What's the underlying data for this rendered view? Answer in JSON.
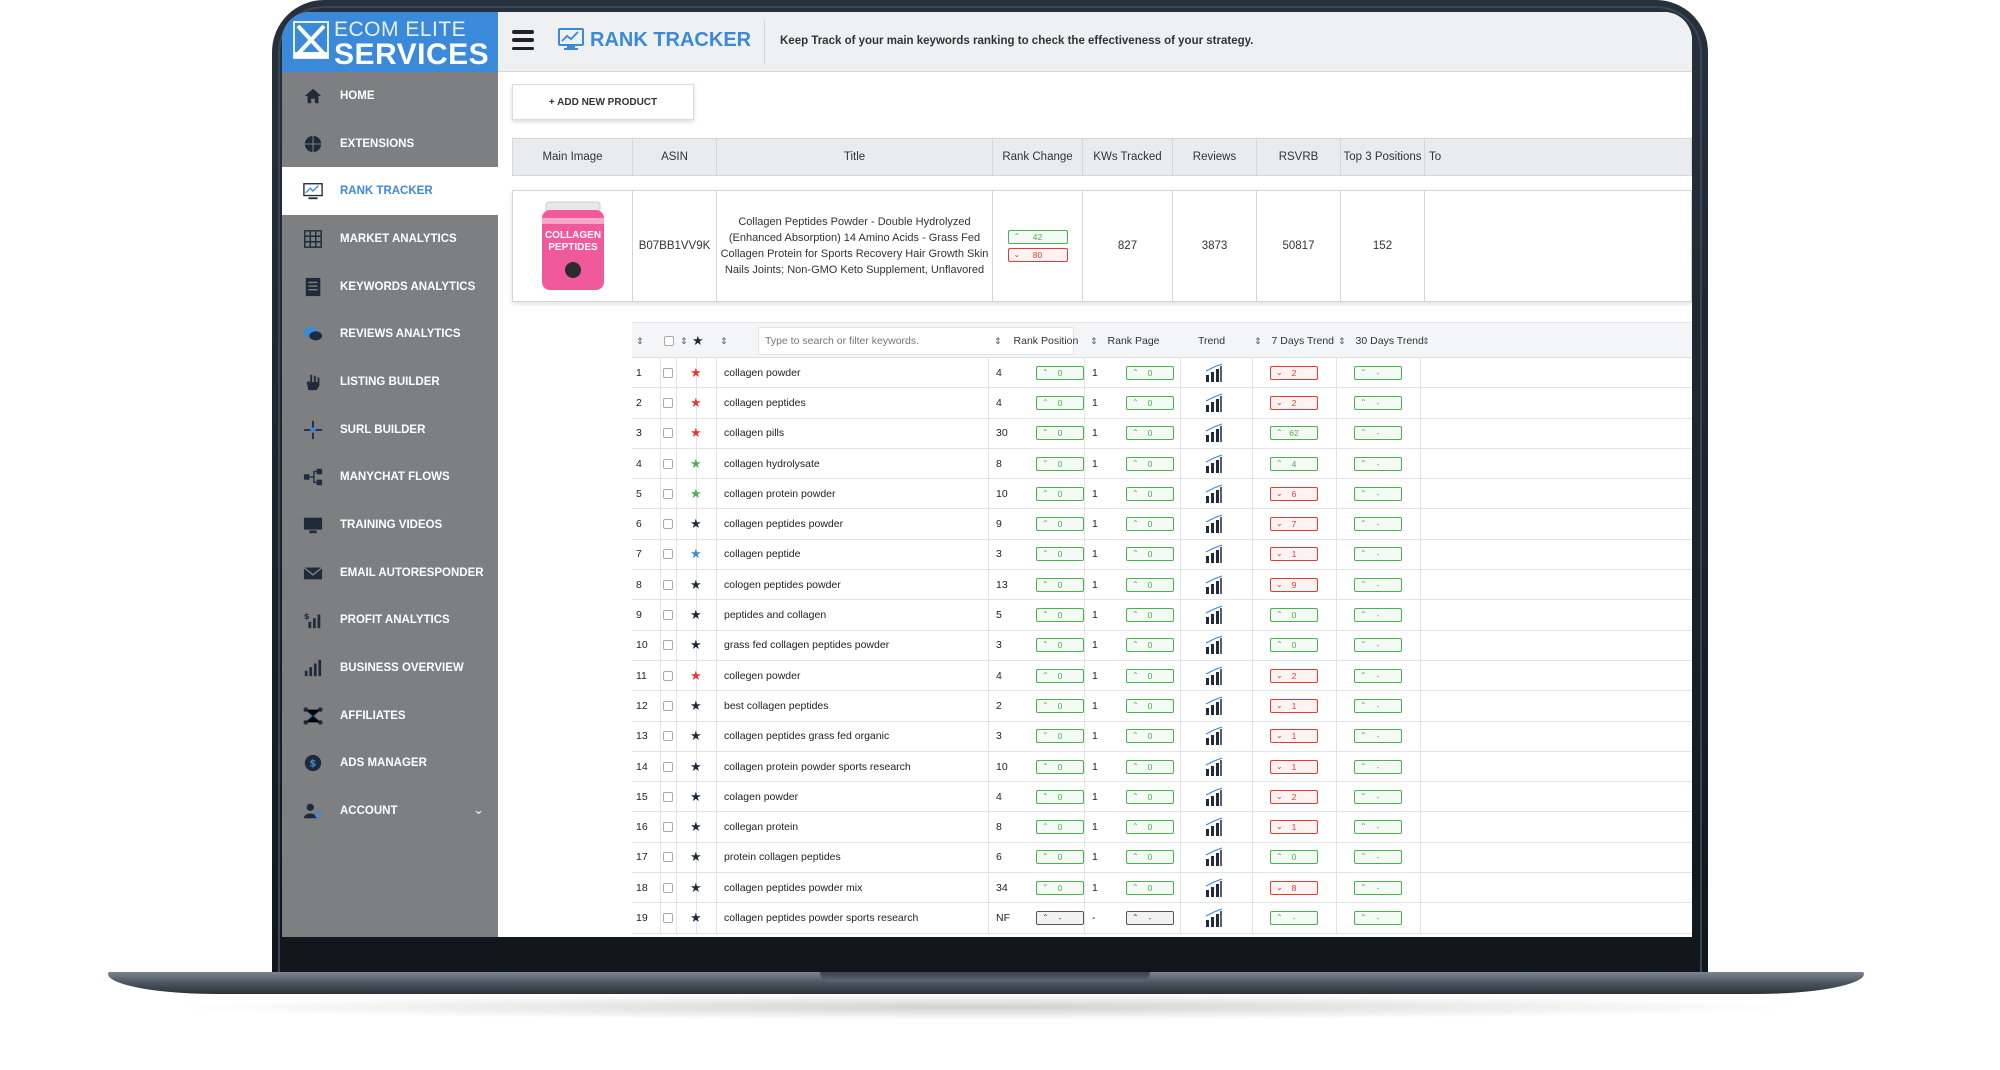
{
  "brand": {
    "line1": "ECOM ELITE",
    "line2": "SERVICES",
    "color": "#3b8ad9"
  },
  "sidebar": {
    "items": [
      {
        "label": "HOME",
        "icon": "home-icon",
        "active": false
      },
      {
        "label": "EXTENSIONS",
        "icon": "globe-icon",
        "active": false
      },
      {
        "label": "RANK TRACKER",
        "icon": "monitor-chart-icon",
        "active": true
      },
      {
        "label": "MARKET ANALYTICS",
        "icon": "grid-icon",
        "active": false
      },
      {
        "label": "KEYWORDS ANALYTICS",
        "icon": "checklist-icon",
        "active": false
      },
      {
        "label": "REVIEWS ANALYTICS",
        "icon": "chat-bubbles-icon",
        "active": false
      },
      {
        "label": "LISTING BUILDER",
        "icon": "hand-icon",
        "active": false
      },
      {
        "label": "SURL BUILDER",
        "icon": "crosshair-icon",
        "active": false
      },
      {
        "label": "MANYCHAT FLOWS",
        "icon": "flow-icon",
        "active": false
      },
      {
        "label": "TRAINING VIDEOS",
        "icon": "monitor-icon",
        "active": false
      },
      {
        "label": "EMAIL AUTORESPONDER",
        "icon": "envelope-icon",
        "active": false
      },
      {
        "label": "PROFIT ANALYTICS",
        "icon": "dollar-bars-icon",
        "active": false
      },
      {
        "label": "BUSINESS OVERVIEW",
        "icon": "bar-chart-icon",
        "active": false
      },
      {
        "label": "AFFILIATES",
        "icon": "network-icon",
        "active": false
      },
      {
        "label": "ADS MANAGER",
        "icon": "dollar-coin-icon",
        "active": false
      },
      {
        "label": "ACCOUNT",
        "icon": "user-gear-icon",
        "active": false,
        "chevron": "chevron-down-icon"
      }
    ]
  },
  "header": {
    "title": "RANK TRACKER",
    "subtitle": "Keep Track of your main keywords ranking to check the effectiveness of your strategy."
  },
  "content": {
    "add_button": "+ ADD NEW PRODUCT",
    "product_columns": [
      "Main Image",
      "ASIN",
      "Title",
      "Rank Change",
      "KWs Tracked",
      "Reviews",
      "RSVRB",
      "Top 3 Positions",
      "To"
    ],
    "product": {
      "image_text_top": "COLLAGEN",
      "image_text_bottom": "PEPTIDES",
      "asin": "B07BB1VV9K",
      "title": "Collagen Peptides Powder - Double Hydrolyzed (Enhanced Absorption) 14 Amino Acids - Grass Fed Collagen Protein for Sports Recovery Hair Growth Skin Nails Joints; Non-GMO Keto Supplement, Unflavored",
      "rank_up": "42",
      "rank_down": "80",
      "kws_tracked": "827",
      "reviews": "3873",
      "rsvrb": "50817",
      "top3": "152"
    },
    "keyword_columns": {
      "search_placeholder": "Type to search or filter keywords.",
      "rank_position": "Rank Position",
      "rank_page": "Rank Page",
      "trend": "Trend",
      "days7": "7 Days Trend",
      "days30": "30 Days Trend"
    },
    "keywords": [
      {
        "n": "1",
        "star": "red",
        "kw": "collagen powder",
        "pos": "4",
        "pos_ch": "0",
        "pos_st": "g",
        "page": "1",
        "page_ch": "0",
        "page_st": "g",
        "d7": "2",
        "d7_st": "r",
        "d30": "-",
        "d30_st": "g"
      },
      {
        "n": "2",
        "star": "red",
        "kw": "collagen peptides",
        "pos": "4",
        "pos_ch": "0",
        "pos_st": "g",
        "page": "1",
        "page_ch": "0",
        "page_st": "g",
        "d7": "2",
        "d7_st": "r",
        "d30": "-",
        "d30_st": "g"
      },
      {
        "n": "3",
        "star": "red",
        "kw": "collagen pills",
        "pos": "30",
        "pos_ch": "0",
        "pos_st": "g",
        "page": "1",
        "page_ch": "0",
        "page_st": "g",
        "d7": "62",
        "d7_st": "g",
        "d30": "-",
        "d30_st": "g"
      },
      {
        "n": "4",
        "star": "green",
        "kw": "collagen hydrolysate",
        "pos": "8",
        "pos_ch": "0",
        "pos_st": "g",
        "page": "1",
        "page_ch": "0",
        "page_st": "g",
        "d7": "4",
        "d7_st": "g",
        "d30": "-",
        "d30_st": "g"
      },
      {
        "n": "5",
        "star": "green",
        "kw": "collagen protein powder",
        "pos": "10",
        "pos_ch": "0",
        "pos_st": "g",
        "page": "1",
        "page_ch": "0",
        "page_st": "g",
        "d7": "6",
        "d7_st": "r",
        "d30": "-",
        "d30_st": "g"
      },
      {
        "n": "6",
        "star": "dark",
        "kw": "collagen peptides powder",
        "pos": "9",
        "pos_ch": "0",
        "pos_st": "g",
        "page": "1",
        "page_ch": "0",
        "page_st": "g",
        "d7": "7",
        "d7_st": "r",
        "d30": "-",
        "d30_st": "g"
      },
      {
        "n": "7",
        "star": "blue",
        "kw": "collagen peptide",
        "pos": "3",
        "pos_ch": "0",
        "pos_st": "g",
        "page": "1",
        "page_ch": "0",
        "page_st": "g",
        "d7": "1",
        "d7_st": "r",
        "d30": "-",
        "d30_st": "g"
      },
      {
        "n": "8",
        "star": "dark",
        "kw": "cologen peptides powder",
        "pos": "13",
        "pos_ch": "0",
        "pos_st": "g",
        "page": "1",
        "page_ch": "0",
        "page_st": "g",
        "d7": "9",
        "d7_st": "r",
        "d30": "-",
        "d30_st": "g"
      },
      {
        "n": "9",
        "star": "dark",
        "kw": "peptides and collagen",
        "pos": "5",
        "pos_ch": "0",
        "pos_st": "g",
        "page": "1",
        "page_ch": "0",
        "page_st": "g",
        "d7": "0",
        "d7_st": "g",
        "d30": "-",
        "d30_st": "g"
      },
      {
        "n": "10",
        "star": "dark",
        "kw": "grass fed collagen peptides powder",
        "pos": "3",
        "pos_ch": "0",
        "pos_st": "g",
        "page": "1",
        "page_ch": "0",
        "page_st": "g",
        "d7": "0",
        "d7_st": "g",
        "d30": "-",
        "d30_st": "g"
      },
      {
        "n": "11",
        "star": "red",
        "kw": "collegen powder",
        "pos": "4",
        "pos_ch": "0",
        "pos_st": "g",
        "page": "1",
        "page_ch": "0",
        "page_st": "g",
        "d7": "2",
        "d7_st": "r",
        "d30": "-",
        "d30_st": "g"
      },
      {
        "n": "12",
        "star": "dark",
        "kw": "best collagen peptides",
        "pos": "2",
        "pos_ch": "0",
        "pos_st": "g",
        "page": "1",
        "page_ch": "0",
        "page_st": "g",
        "d7": "1",
        "d7_st": "r",
        "d30": "-",
        "d30_st": "g"
      },
      {
        "n": "13",
        "star": "dark",
        "kw": "collagen peptides grass fed organic",
        "pos": "3",
        "pos_ch": "0",
        "pos_st": "g",
        "page": "1",
        "page_ch": "0",
        "page_st": "g",
        "d7": "1",
        "d7_st": "r",
        "d30": "-",
        "d30_st": "g"
      },
      {
        "n": "14",
        "star": "dark",
        "kw": "collagen protein powder sports research",
        "pos": "10",
        "pos_ch": "0",
        "pos_st": "g",
        "page": "1",
        "page_ch": "0",
        "page_st": "g",
        "d7": "1",
        "d7_st": "r",
        "d30": "-",
        "d30_st": "g"
      },
      {
        "n": "15",
        "star": "dark",
        "kw": "colagen powder",
        "pos": "4",
        "pos_ch": "0",
        "pos_st": "g",
        "page": "1",
        "page_ch": "0",
        "page_st": "g",
        "d7": "2",
        "d7_st": "r",
        "d30": "-",
        "d30_st": "g"
      },
      {
        "n": "16",
        "star": "dark",
        "kw": "collegan protein",
        "pos": "8",
        "pos_ch": "0",
        "pos_st": "g",
        "page": "1",
        "page_ch": "0",
        "page_st": "g",
        "d7": "1",
        "d7_st": "r",
        "d30": "-",
        "d30_st": "g"
      },
      {
        "n": "17",
        "star": "dark",
        "kw": "protein collagen peptides",
        "pos": "6",
        "pos_ch": "0",
        "pos_st": "g",
        "page": "1",
        "page_ch": "0",
        "page_st": "g",
        "d7": "0",
        "d7_st": "g",
        "d30": "-",
        "d30_st": "g"
      },
      {
        "n": "18",
        "star": "dark",
        "kw": "collagen peptides powder mix",
        "pos": "34",
        "pos_ch": "0",
        "pos_st": "g",
        "page": "1",
        "page_ch": "0",
        "page_st": "g",
        "d7": "8",
        "d7_st": "r",
        "d30": "-",
        "d30_st": "g"
      },
      {
        "n": "19",
        "star": "dark",
        "kw": "collagen peptides powder sports research",
        "pos": "NF",
        "pos_ch": "-",
        "pos_st": "n",
        "page": "-",
        "page_ch": "-",
        "page_st": "n",
        "d7": "-",
        "d7_st": "g",
        "d30": "-",
        "d30_st": "g"
      }
    ]
  },
  "colors": {
    "accent": "#3b8ad9",
    "sidebar": "#7d7f80",
    "up": "#4caf50",
    "down": "#e53935",
    "star_red": "#e53935",
    "star_green": "#4caf50",
    "star_blue": "#3b8ad9",
    "star_dark": "#1f2a3a"
  }
}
============================================================
Write out each line above containing "Days".

Solution
      "days7": "7 Days Trend",
      "days30": "30 Days Trend"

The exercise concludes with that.